What is being asked ▸ List all the lines in these records that hold "collettivo".

Information given ▸

+-------+

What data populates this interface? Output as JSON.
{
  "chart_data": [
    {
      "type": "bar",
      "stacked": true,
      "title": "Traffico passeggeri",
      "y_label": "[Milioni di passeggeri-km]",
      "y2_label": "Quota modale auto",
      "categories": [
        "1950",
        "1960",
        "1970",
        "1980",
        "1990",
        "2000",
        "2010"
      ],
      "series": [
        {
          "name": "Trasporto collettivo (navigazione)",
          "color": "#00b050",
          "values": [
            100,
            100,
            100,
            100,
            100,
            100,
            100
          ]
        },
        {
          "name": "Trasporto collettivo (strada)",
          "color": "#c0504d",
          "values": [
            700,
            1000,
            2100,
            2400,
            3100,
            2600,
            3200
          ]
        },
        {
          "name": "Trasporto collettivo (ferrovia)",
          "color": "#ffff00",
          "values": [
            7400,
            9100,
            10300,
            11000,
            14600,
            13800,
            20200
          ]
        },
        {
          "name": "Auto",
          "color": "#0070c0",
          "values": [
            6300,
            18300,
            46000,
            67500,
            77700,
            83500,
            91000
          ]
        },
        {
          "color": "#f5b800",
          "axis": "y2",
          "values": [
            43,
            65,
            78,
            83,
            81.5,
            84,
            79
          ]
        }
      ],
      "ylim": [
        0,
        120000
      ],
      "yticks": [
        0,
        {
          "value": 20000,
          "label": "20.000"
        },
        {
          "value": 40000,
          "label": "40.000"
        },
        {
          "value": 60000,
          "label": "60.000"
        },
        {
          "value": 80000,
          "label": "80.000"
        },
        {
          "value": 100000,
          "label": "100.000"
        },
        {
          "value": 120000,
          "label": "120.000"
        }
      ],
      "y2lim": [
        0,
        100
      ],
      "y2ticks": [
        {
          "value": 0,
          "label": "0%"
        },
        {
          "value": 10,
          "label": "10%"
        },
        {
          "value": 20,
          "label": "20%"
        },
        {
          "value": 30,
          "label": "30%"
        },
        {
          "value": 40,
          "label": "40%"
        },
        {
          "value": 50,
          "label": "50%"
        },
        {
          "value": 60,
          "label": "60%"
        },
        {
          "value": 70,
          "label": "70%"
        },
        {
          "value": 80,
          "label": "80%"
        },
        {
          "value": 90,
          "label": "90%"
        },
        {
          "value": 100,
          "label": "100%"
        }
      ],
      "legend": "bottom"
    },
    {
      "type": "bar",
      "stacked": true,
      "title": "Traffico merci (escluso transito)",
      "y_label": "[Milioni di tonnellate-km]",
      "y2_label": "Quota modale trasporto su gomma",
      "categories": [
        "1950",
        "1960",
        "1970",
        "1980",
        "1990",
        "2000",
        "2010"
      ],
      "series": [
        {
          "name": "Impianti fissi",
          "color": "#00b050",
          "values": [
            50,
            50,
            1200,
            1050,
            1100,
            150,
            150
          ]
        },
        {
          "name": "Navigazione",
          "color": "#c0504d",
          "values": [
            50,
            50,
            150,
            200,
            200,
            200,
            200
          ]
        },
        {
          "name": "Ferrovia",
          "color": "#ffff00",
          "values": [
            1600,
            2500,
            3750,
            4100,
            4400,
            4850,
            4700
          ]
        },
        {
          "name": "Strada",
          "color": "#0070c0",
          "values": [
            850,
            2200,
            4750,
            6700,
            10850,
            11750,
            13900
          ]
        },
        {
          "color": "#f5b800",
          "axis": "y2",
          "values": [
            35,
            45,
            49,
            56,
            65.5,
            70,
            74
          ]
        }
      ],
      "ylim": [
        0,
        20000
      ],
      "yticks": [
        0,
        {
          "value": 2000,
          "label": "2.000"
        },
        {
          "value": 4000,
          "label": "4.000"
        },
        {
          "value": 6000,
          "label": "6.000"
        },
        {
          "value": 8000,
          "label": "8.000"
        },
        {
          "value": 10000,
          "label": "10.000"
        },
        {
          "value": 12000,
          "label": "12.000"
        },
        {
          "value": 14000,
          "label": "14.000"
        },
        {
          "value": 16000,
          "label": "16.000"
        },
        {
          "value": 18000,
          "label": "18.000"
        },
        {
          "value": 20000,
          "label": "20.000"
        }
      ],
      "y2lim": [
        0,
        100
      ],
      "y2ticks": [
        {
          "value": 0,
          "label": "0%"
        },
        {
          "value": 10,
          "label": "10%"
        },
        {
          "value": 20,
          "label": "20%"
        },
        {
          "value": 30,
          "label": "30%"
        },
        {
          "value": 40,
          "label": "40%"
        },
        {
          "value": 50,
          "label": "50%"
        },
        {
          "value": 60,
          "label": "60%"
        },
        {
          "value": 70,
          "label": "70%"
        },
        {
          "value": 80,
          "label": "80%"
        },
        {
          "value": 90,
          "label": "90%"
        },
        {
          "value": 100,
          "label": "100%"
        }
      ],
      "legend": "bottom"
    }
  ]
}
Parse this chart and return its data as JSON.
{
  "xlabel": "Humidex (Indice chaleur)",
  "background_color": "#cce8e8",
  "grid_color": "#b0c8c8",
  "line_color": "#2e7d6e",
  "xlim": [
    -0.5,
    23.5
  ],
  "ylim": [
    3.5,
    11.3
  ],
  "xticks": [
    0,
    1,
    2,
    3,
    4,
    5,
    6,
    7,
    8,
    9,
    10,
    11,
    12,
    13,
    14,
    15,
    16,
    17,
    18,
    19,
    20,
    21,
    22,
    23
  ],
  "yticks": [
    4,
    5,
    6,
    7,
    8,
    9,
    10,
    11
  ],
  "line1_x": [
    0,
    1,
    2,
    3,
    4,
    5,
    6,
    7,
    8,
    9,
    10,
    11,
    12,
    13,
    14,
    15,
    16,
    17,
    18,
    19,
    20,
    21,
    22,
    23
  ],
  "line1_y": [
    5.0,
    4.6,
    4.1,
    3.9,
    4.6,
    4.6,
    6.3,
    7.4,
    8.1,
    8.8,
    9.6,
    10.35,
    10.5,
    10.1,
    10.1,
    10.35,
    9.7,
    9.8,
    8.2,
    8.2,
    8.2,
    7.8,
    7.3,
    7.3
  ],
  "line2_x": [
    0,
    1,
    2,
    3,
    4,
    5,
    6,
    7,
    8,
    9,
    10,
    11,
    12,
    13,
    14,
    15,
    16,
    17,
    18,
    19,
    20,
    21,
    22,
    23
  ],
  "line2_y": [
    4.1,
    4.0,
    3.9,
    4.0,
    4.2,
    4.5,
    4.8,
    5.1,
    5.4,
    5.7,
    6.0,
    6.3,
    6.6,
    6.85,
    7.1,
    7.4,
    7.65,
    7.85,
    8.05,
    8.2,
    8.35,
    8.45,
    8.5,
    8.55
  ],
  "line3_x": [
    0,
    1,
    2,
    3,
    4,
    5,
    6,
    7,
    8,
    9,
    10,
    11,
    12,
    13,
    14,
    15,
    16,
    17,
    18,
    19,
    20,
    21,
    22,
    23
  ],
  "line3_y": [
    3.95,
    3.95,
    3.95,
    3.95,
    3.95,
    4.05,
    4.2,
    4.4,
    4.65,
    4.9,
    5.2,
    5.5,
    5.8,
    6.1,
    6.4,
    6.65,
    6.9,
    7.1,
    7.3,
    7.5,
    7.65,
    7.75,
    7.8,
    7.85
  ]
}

+-------+

Answer to the problem ▸
          "name": "Trasporto collettivo (navigazione)",
          "name": "Trasporto collettivo (strada)",
          "name": "Trasporto collettivo (ferrovia)",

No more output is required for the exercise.